__DATA ROWS__:

—————

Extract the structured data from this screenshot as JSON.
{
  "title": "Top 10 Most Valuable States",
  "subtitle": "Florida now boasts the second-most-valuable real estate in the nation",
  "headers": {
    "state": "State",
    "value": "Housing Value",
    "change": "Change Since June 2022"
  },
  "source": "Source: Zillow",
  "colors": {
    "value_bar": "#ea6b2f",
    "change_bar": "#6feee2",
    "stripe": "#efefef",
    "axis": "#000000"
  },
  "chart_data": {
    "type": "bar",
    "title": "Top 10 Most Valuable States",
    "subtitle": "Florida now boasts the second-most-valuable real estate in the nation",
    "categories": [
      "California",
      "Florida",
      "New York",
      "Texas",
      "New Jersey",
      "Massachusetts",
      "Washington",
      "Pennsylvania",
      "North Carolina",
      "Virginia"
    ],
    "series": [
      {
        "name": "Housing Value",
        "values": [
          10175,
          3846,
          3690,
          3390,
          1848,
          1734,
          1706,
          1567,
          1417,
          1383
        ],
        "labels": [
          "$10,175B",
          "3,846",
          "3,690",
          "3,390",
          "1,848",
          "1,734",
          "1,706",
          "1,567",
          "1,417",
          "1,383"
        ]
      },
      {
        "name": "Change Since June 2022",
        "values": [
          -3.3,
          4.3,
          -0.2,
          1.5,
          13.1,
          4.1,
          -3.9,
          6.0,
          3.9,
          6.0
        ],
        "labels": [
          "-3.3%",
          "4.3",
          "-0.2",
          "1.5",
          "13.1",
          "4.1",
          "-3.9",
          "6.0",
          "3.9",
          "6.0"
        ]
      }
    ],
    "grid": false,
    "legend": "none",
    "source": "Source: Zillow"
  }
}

—————

__DIRECTIVE__: Write out each line of the data above again, exactly as given.

__COMPLETE ANSWER__:
Extract the structured data from this screenshot as JSON.
{
  "title": "Top 10 Most Valuable States",
  "subtitle": "Florida now boasts the second-most-valuable real estate in the nation",
  "headers": {
    "state": "State",
    "value": "Housing Value",
    "change": "Change Since June 2022"
  },
  "source": "Source: Zillow",
  "colors": {
    "value_bar": "#ea6b2f",
    "change_bar": "#6feee2",
    "stripe": "#efefef",
    "axis": "#000000"
  },
  "chart_data": {
    "type": "bar",
    "title": "Top 10 Most Valuable States",
    "subtitle": "Florida now boasts the second-most-valuable real estate in the nation",
    "categories": [
      "California",
      "Florida",
      "New York",
      "Texas",
      "New Jersey",
      "Massachusetts",
      "Washington",
      "Pennsylvania",
      "North Carolina",
      "Virginia"
    ],
    "series": [
      {
        "name": "Housing Value",
        "values": [
          10175,
          3846,
          3690,
          3390,
          1848,
          1734,
          1706,
          1567,
          1417,
          1383
        ],
        "labels": [
          "$10,175B",
          "3,846",
          "3,690",
          "3,390",
          "1,848",
          "1,734",
          "1,706",
          "1,567",
          "1,417",
          "1,383"
        ]
      },
      {
        "name": "Change Since June 2022",
        "values": [
          -3.3,
          4.3,
          -0.2,
          1.5,
          13.1,
          4.1,
          -3.9,
          6.0,
          3.9,
          6.0
        ],
        "labels": [
          "-3.3%",
          "4.3",
          "-0.2",
          "1.5",
          "13.1",
          "4.1",
          "-3.9",
          "6.0",
          "3.9",
          "6.0"
        ]
      }
    ],
    "grid": false,
    "legend": "none",
    "source": "Source: Zillow"
  }
}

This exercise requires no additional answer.